>> Start RAW RECORDS
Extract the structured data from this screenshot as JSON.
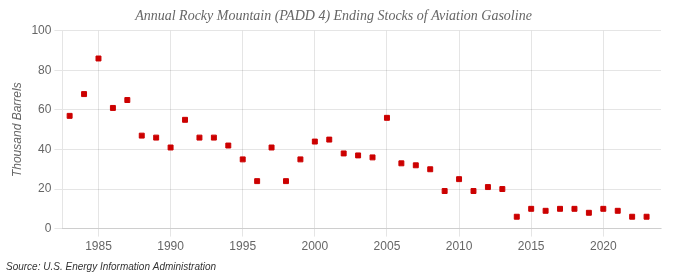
{
  "chart_data": {
    "type": "scatter",
    "title": "Annual Rocky Mountain (PADD 4) Ending Stocks of Aviation Gasoline",
    "ylabel": "Thousand Barrels",
    "annotation": "Source: U.S. Energy Information Administration",
    "x": [
      1983,
      1984,
      1985,
      1986,
      1987,
      1988,
      1989,
      1990,
      1991,
      1992,
      1993,
      1994,
      1995,
      1996,
      1997,
      1998,
      1999,
      2000,
      2001,
      2002,
      2003,
      2004,
      2005,
      2006,
      2007,
      2008,
      2009,
      2010,
      2011,
      2012,
      2013,
      2014,
      2015,
      2016,
      2017,
      2018,
      2019,
      2020,
      2021,
      2022,
      2023
    ],
    "values": [
      57,
      68,
      86,
      61,
      65,
      47,
      46,
      41,
      55,
      46,
      46,
      42,
      35,
      24,
      41,
      24,
      35,
      44,
      45,
      38,
      37,
      36,
      56,
      33,
      32,
      30,
      19,
      25,
      19,
      21,
      20,
      6,
      10,
      9,
      10,
      10,
      8,
      10,
      9,
      6,
      6
    ],
    "color": "#cc0000",
    "marker": "square",
    "xlim": [
      1982.5,
      2024
    ],
    "xticks": [
      1985,
      1990,
      1995,
      2000,
      2005,
      2010,
      2015,
      2020
    ],
    "ylim": [
      0,
      100
    ],
    "yticks": [
      0,
      20,
      40,
      60,
      80,
      100
    ],
    "grid": true
  }
}
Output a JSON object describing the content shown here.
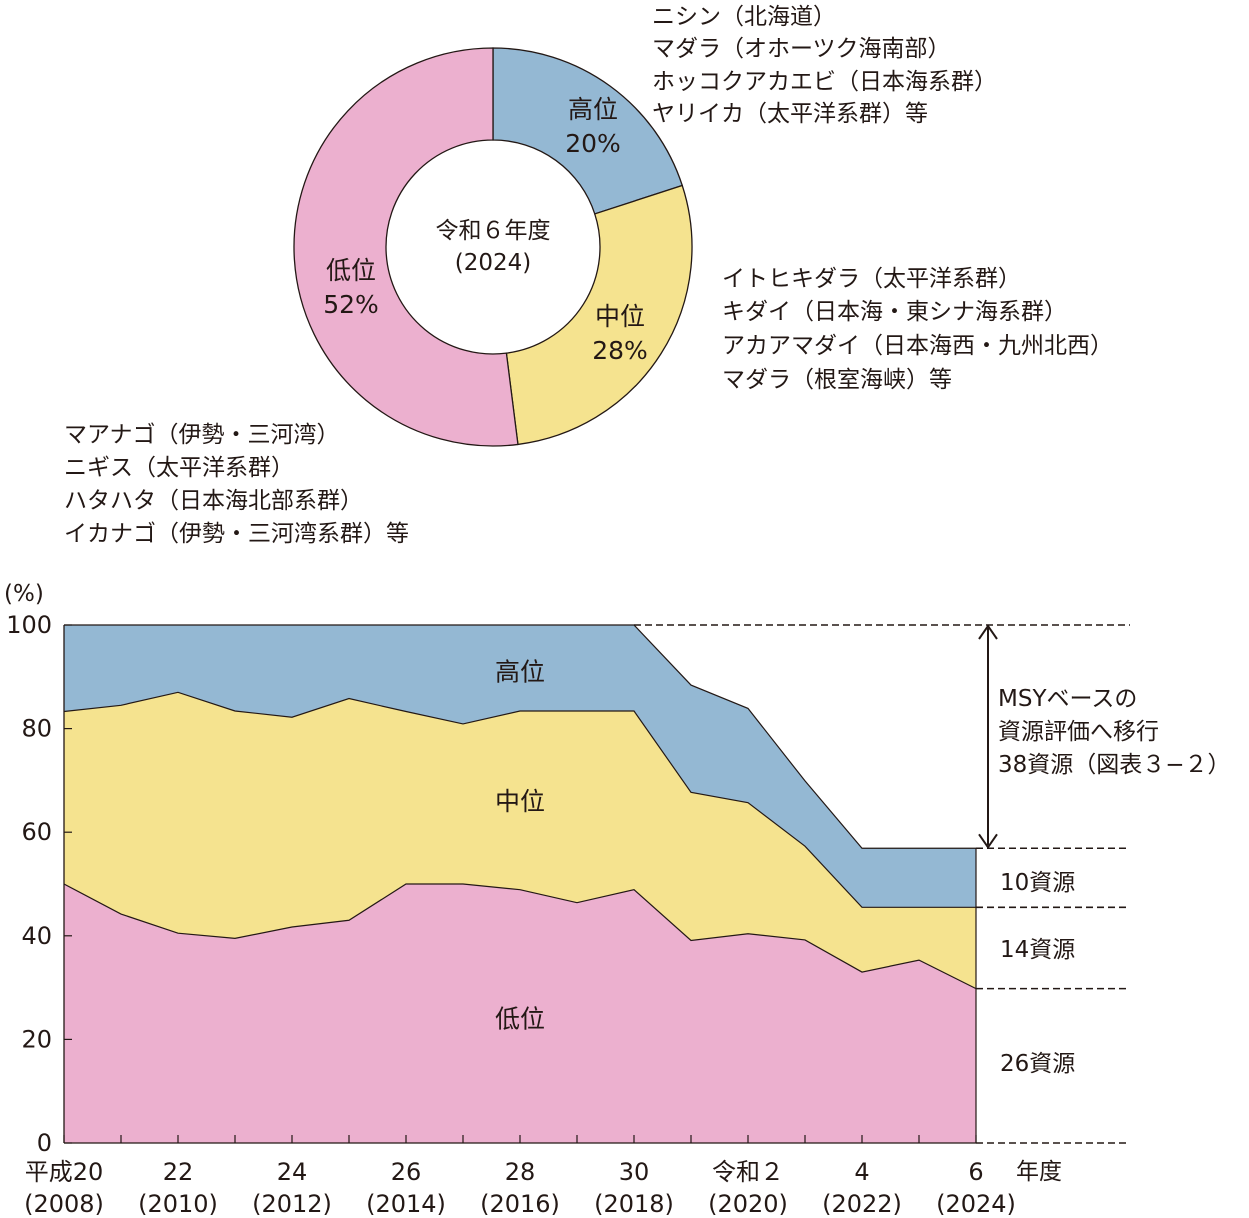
{
  "colors": {
    "high": "#94b8d3",
    "mid": "#f5e38f",
    "low": "#ecb0cf",
    "stroke": "#231815",
    "text": "#231815"
  },
  "chart_data": [
    {
      "type": "pie",
      "variant": "donut",
      "center_label": [
        "令和６年度",
        "(2024)"
      ],
      "slices": [
        {
          "name": "高位",
          "value": 20,
          "pct_label": "20%",
          "color_key": "high"
        },
        {
          "name": "中位",
          "value": 28,
          "pct_label": "28%",
          "color_key": "mid"
        },
        {
          "name": "低位",
          "value": 52,
          "pct_label": "52%",
          "color_key": "low"
        }
      ],
      "annotations": {
        "high": [
          "ニシン（北海道）",
          "マダラ（オホーツク海南部）",
          "ホッコクアカエビ（日本海系群）",
          "ヤリイカ（太平洋系群）等"
        ],
        "mid": [
          "イトヒキダラ（太平洋系群）",
          "キダイ（日本海・東シナ海系群）",
          "アカアマダイ（日本海西・九州北西）",
          "マダラ（根室海峡）等"
        ],
        "low": [
          "マアナゴ（伊勢・三河湾）",
          "ニギス（太平洋系群）",
          "ハタハタ（日本海北部系群）",
          "イカナゴ（伊勢・三河湾系群）等"
        ]
      }
    },
    {
      "type": "area",
      "stacked": true,
      "ylabel": "(%)",
      "xlabel": "年度",
      "ylim": [
        0,
        100
      ],
      "yticks": [
        0,
        20,
        40,
        60,
        80,
        100
      ],
      "x": [
        2008,
        2009,
        2010,
        2011,
        2012,
        2013,
        2014,
        2015,
        2016,
        2017,
        2018,
        2019,
        2020,
        2021,
        2022,
        2023,
        2024
      ],
      "xtick_labels": [
        {
          "x": 2008,
          "line1": "平成20",
          "line2": "(2008)"
        },
        {
          "x": 2010,
          "line1": "22",
          "line2": "(2010)"
        },
        {
          "x": 2012,
          "line1": "24",
          "line2": "(2012)"
        },
        {
          "x": 2014,
          "line1": "26",
          "line2": "(2014)"
        },
        {
          "x": 2016,
          "line1": "28",
          "line2": "(2016)"
        },
        {
          "x": 2018,
          "line1": "30",
          "line2": "(2018)"
        },
        {
          "x": 2020,
          "line1": "令和２",
          "line2": "(2020)"
        },
        {
          "x": 2022,
          "line1": "4",
          "line2": "(2022)"
        },
        {
          "x": 2024,
          "line1": "6",
          "line2": "(2024)"
        }
      ],
      "series": [
        {
          "name": "低位",
          "color_key": "low",
          "values": [
            50.0,
            44.2,
            40.5,
            39.5,
            41.7,
            43.0,
            50.0,
            50.0,
            48.9,
            46.4,
            48.9,
            39.1,
            40.4,
            39.2,
            33.0,
            35.3,
            29.8
          ]
        },
        {
          "name": "中位",
          "color_key": "mid",
          "values": [
            33.3,
            40.3,
            46.5,
            43.9,
            40.5,
            42.8,
            33.3,
            30.9,
            34.5,
            37.0,
            34.5,
            28.6,
            25.3,
            18.1,
            12.5,
            10.2,
            15.7
          ]
        },
        {
          "name": "高位",
          "color_key": "high",
          "values": [
            16.7,
            15.5,
            13.0,
            16.6,
            17.8,
            14.2,
            16.7,
            19.1,
            16.6,
            16.6,
            16.6,
            20.7,
            18.2,
            12.6,
            11.4,
            11.4,
            11.4
          ]
        }
      ],
      "series_labels": [
        {
          "name": "高位",
          "x": 2016,
          "y": 91
        },
        {
          "name": "中位",
          "x": 2016,
          "y": 66
        },
        {
          "name": "低位",
          "x": 2016,
          "y": 24
        }
      ],
      "right_annotations": {
        "msy_lines": [
          "MSYベースの",
          "資源評価へ移行",
          "38資源（図表３−２）"
        ],
        "high_count": "10資源",
        "mid_count": "14資源",
        "low_count": "26資源"
      }
    }
  ]
}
>> End RAW RECORDS
From the listing above, print every entry precisely and drop the pictures.

Extract the structured data from this screenshot as JSON.
{
  "chart_data": {
    "type": "scatter",
    "title": "Annual Rocky Mountain (PADD 4) Ending Stocks of Aviation Gasoline",
    "ylabel": "Thousand Barrels",
    "annotation": "Source: U.S. Energy Information Administration",
    "x": [
      1983,
      1984,
      1985,
      1986,
      1987,
      1988,
      1989,
      1990,
      1991,
      1992,
      1993,
      1994,
      1995,
      1996,
      1997,
      1998,
      1999,
      2000,
      2001,
      2002,
      2003,
      2004,
      2005,
      2006,
      2007,
      2008,
      2009,
      2010,
      2011,
      2012,
      2013,
      2014,
      2015,
      2016,
      2017,
      2018,
      2019,
      2020,
      2021,
      2022,
      2023
    ],
    "values": [
      57,
      68,
      86,
      61,
      65,
      47,
      46,
      41,
      55,
      46,
      46,
      42,
      35,
      24,
      41,
      24,
      35,
      44,
      45,
      38,
      37,
      36,
      56,
      33,
      32,
      30,
      19,
      25,
      19,
      21,
      20,
      6,
      10,
      9,
      10,
      10,
      8,
      10,
      9,
      6,
      6
    ],
    "color": "#cc0000",
    "marker": "square",
    "xlim": [
      1982.5,
      2024
    ],
    "xticks": [
      1985,
      1990,
      1995,
      2000,
      2005,
      2010,
      2015,
      2020
    ],
    "ylim": [
      0,
      100
    ],
    "yticks": [
      0,
      20,
      40,
      60,
      80,
      100
    ],
    "grid": true
  }
}
Output a JSON object describing the content shown here.
{
  "colors": {
    "high": "#94b8d3",
    "mid": "#f5e38f",
    "low": "#ecb0cf",
    "stroke": "#231815",
    "text": "#231815"
  },
  "chart_data": [
    {
      "type": "pie",
      "variant": "donut",
      "center_label": [
        "令和６年度",
        "(2024)"
      ],
      "slices": [
        {
          "name": "高位",
          "value": 20,
          "pct_label": "20%",
          "color_key": "high"
        },
        {
          "name": "中位",
          "value": 28,
          "pct_label": "28%",
          "color_key": "mid"
        },
        {
          "name": "低位",
          "value": 52,
          "pct_label": "52%",
          "color_key": "low"
        }
      ],
      "annotations": {
        "high": [
          "ニシン（北海道）",
          "マダラ（オホーツク海南部）",
          "ホッコクアカエビ（日本海系群）",
          "ヤリイカ（太平洋系群）等"
        ],
        "mid": [
          "イトヒキダラ（太平洋系群）",
          "キダイ（日本海・東シナ海系群）",
          "アカアマダイ（日本海西・九州北西）",
          "マダラ（根室海峡）等"
        ],
        "low": [
          "マアナゴ（伊勢・三河湾）",
          "ニギス（太平洋系群）",
          "ハタハタ（日本海北部系群）",
          "イカナゴ（伊勢・三河湾系群）等"
        ]
      }
    },
    {
      "type": "area",
      "stacked": true,
      "ylabel": "(%)",
      "xlabel": "年度",
      "ylim": [
        0,
        100
      ],
      "yticks": [
        0,
        20,
        40,
        60,
        80,
        100
      ],
      "x": [
        2008,
        2009,
        2010,
        2011,
        2012,
        2013,
        2014,
        2015,
        2016,
        2017,
        2018,
        2019,
        2020,
        2021,
        2022,
        2023,
        2024
      ],
      "xtick_labels": [
        {
          "x": 2008,
          "line1": "平成20",
          "line2": "(2008)"
        },
        {
          "x": 2010,
          "line1": "22",
          "line2": "(2010)"
        },
        {
          "x": 2012,
          "line1": "24",
          "line2": "(2012)"
        },
        {
          "x": 2014,
          "line1": "26",
          "line2": "(2014)"
        },
        {
          "x": 2016,
          "line1": "28",
          "line2": "(2016)"
        },
        {
          "x": 2018,
          "line1": "30",
          "line2": "(2018)"
        },
        {
          "x": 2020,
          "line1": "令和２",
          "line2": "(2020)"
        },
        {
          "x": 2022,
          "line1": "4",
          "line2": "(2022)"
        },
        {
          "x": 2024,
          "line1": "6",
          "line2": "(2024)"
        }
      ],
      "series": [
        {
          "name": "低位",
          "color_key": "low",
          "values": [
            50.0,
            44.2,
            40.5,
            39.5,
            41.7,
            43.0,
            50.0,
            50.0,
            48.9,
            46.4,
            48.9,
            39.1,
            40.4,
            39.2,
            33.0,
            35.3,
            29.8
          ]
        },
        {
          "name": "中位",
          "color_key": "mid",
          "values": [
            33.3,
            40.3,
            46.5,
            43.9,
            40.5,
            42.8,
            33.3,
            30.9,
            34.5,
            37.0,
            34.5,
            28.6,
            25.3,
            18.1,
            12.5,
            10.2,
            15.7
          ]
        },
        {
          "name": "高位",
          "color_key": "high",
          "values": [
            16.7,
            15.5,
            13.0,
            16.6,
            17.8,
            14.2,
            16.7,
            19.1,
            16.6,
            16.6,
            16.6,
            20.7,
            18.2,
            12.6,
            11.4,
            11.4,
            11.4
          ]
        }
      ],
      "series_labels": [
        {
          "name": "高位",
          "x": 2016,
          "y": 91
        },
        {
          "name": "中位",
          "x": 2016,
          "y": 66
        },
        {
          "name": "低位",
          "x": 2016,
          "y": 24
        }
      ],
      "right_annotations": {
        "msy_lines": [
          "MSYベースの",
          "資源評価へ移行",
          "38資源（図表３−２）"
        ],
        "high_count": "10資源",
        "mid_count": "14資源",
        "low_count": "26資源"
      }
    }
  ]
}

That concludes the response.